• Dataset records:

□ □ □ □ □ □ □

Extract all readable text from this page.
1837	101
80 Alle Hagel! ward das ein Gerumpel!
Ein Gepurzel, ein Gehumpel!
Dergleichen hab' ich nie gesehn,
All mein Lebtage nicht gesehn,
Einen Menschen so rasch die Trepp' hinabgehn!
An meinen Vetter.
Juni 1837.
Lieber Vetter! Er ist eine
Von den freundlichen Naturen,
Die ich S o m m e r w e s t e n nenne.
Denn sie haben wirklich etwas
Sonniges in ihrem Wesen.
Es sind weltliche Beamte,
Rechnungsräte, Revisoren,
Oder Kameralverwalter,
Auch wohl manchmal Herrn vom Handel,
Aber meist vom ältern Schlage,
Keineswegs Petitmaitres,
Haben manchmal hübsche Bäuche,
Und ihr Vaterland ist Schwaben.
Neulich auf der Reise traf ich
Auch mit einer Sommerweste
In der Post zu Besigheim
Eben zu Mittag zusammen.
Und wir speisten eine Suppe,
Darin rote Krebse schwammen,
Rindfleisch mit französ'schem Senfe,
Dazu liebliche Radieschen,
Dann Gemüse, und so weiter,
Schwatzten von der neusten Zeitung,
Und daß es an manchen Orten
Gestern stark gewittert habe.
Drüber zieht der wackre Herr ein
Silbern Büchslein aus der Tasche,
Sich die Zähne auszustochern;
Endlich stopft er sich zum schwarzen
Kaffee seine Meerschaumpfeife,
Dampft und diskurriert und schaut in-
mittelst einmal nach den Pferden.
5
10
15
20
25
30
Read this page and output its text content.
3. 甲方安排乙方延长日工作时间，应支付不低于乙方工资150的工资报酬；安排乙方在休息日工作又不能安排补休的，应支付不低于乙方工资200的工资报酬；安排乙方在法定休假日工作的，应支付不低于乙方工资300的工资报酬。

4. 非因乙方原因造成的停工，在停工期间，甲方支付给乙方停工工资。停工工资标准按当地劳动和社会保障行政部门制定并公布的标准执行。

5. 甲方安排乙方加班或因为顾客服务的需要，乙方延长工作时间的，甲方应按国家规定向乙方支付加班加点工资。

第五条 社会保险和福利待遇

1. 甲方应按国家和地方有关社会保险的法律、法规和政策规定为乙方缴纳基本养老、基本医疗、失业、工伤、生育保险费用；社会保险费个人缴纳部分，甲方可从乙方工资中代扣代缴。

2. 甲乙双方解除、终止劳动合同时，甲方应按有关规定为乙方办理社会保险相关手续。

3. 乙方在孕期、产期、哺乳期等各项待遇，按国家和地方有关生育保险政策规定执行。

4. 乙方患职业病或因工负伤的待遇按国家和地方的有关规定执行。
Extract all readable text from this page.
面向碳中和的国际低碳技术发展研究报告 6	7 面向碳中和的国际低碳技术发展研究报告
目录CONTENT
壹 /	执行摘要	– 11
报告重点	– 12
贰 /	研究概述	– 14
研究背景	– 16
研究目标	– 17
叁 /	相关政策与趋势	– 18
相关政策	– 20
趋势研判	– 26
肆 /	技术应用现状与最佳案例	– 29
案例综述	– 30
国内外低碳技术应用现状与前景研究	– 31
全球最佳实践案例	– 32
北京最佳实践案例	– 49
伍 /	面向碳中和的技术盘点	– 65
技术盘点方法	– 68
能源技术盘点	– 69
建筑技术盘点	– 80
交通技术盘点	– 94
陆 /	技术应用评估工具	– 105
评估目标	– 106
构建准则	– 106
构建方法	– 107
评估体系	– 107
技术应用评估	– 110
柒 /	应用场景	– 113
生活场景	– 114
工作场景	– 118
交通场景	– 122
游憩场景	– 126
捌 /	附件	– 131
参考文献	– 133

□ □ □ □ □ □ □

• What the task requires:
Transcribe every line of the data, exactly as it stands.

• Task result:
Extract all readable text from this page.
1837	101
80 Alle Hagel! ward das ein Gerumpel!
Ein Gepurzel, ein Gehumpel!
Dergleichen hab' ich nie gesehn,
All mein Lebtage nicht gesehn,
Einen Menschen so rasch die Trepp' hinabgehn!
An meinen Vetter.
Juni 1837.
Lieber Vetter! Er ist eine
Von den freundlichen Naturen,
Die ich S o m m e r w e s t e n nenne.
Denn sie haben wirklich etwas
Sonniges in ihrem Wesen.
Es sind weltliche Beamte,
Rechnungsräte, Revisoren,
Oder Kameralverwalter,
Auch wohl manchmal Herrn vom Handel,
Aber meist vom ältern Schlage,
Keineswegs Petitmaitres,
Haben manchmal hübsche Bäuche,
Und ihr Vaterland ist Schwaben.
Neulich auf der Reise traf ich
Auch mit einer Sommerweste
In der Post zu Besigheim
Eben zu Mittag zusammen.
Und wir speisten eine Suppe,
Darin rote Krebse schwammen,
Rindfleisch mit französ'schem Senfe,
Dazu liebliche Radieschen,
Dann Gemüse, und so weiter,
Schwatzten von der neusten Zeitung,
Und daß es an manchen Orten
Gestern stark gewittert habe.
Drüber zieht der wackre Herr ein
Silbern Büchslein aus der Tasche,
Sich die Zähne auszustochern;
Endlich stopft er sich zum schwarzen
Kaffee seine Meerschaumpfeife,
Dampft und diskurriert und schaut in-
mittelst einmal nach den Pferden.
5
10
15
20
25
30
Read this page and output its text content.
3. 甲方安排乙方延长日工作时间，应支付不低于乙方工资150的工资报酬；安排乙方在休息日工作又不能安排补休的，应支付不低于乙方工资200的工资报酬；安排乙方在法定休假日工作的，应支付不低于乙方工资300的工资报酬。

4. 非因乙方原因造成的停工，在停工期间，甲方支付给乙方停工工资。停工工资标准按当地劳动和社会保障行政部门制定并公布的标准执行。

5. 甲方安排乙方加班或因为顾客服务的需要，乙方延长工作时间的，甲方应按国家规定向乙方支付加班加点工资。

第五条 社会保险和福利待遇

1. 甲方应按国家和地方有关社会保险的法律、法规和政策规定为乙方缴纳基本养老、基本医疗、失业、工伤、生育保险费用；社会保险费个人缴纳部分，甲方可从乙方工资中代扣代缴。

2. 甲乙双方解除、终止劳动合同时，甲方应按有关规定为乙方办理社会保险相关手续。

3. 乙方在孕期、产期、哺乳期等各项待遇，按国家和地方有关生育保险政策规定执行。

4. 乙方患职业病或因工负伤的待遇按国家和地方的有关规定执行。
Extract all readable text from this page.
面向碳中和的国际低碳技术发展研究报告 6	7 面向碳中和的国际低碳技术发展研究报告
目录CONTENT
壹 /	执行摘要	– 11
报告重点	– 12
贰 /	研究概述	– 14
研究背景	– 16
研究目标	– 17
叁 /	相关政策与趋势	– 18
相关政策	– 20
趋势研判	– 26
肆 /	技术应用现状与最佳案例	– 29
案例综述	– 30
国内外低碳技术应用现状与前景研究	– 31
全球最佳实践案例	– 32
北京最佳实践案例	– 49
伍 /	面向碳中和的技术盘点	– 65
技术盘点方法	– 68
能源技术盘点	– 69
建筑技术盘点	– 80
交通技术盘点	– 94
陆 /	技术应用评估工具	– 105
评估目标	– 106
构建准则	– 106
构建方法	– 107
评估体系	– 107
技术应用评估	– 110
柒 /	应用场景	– 113
生活场景	– 114
工作场景	– 118
交通场景	– 122
游憩场景	– 126
捌 /	附件	– 131
参考文献	– 133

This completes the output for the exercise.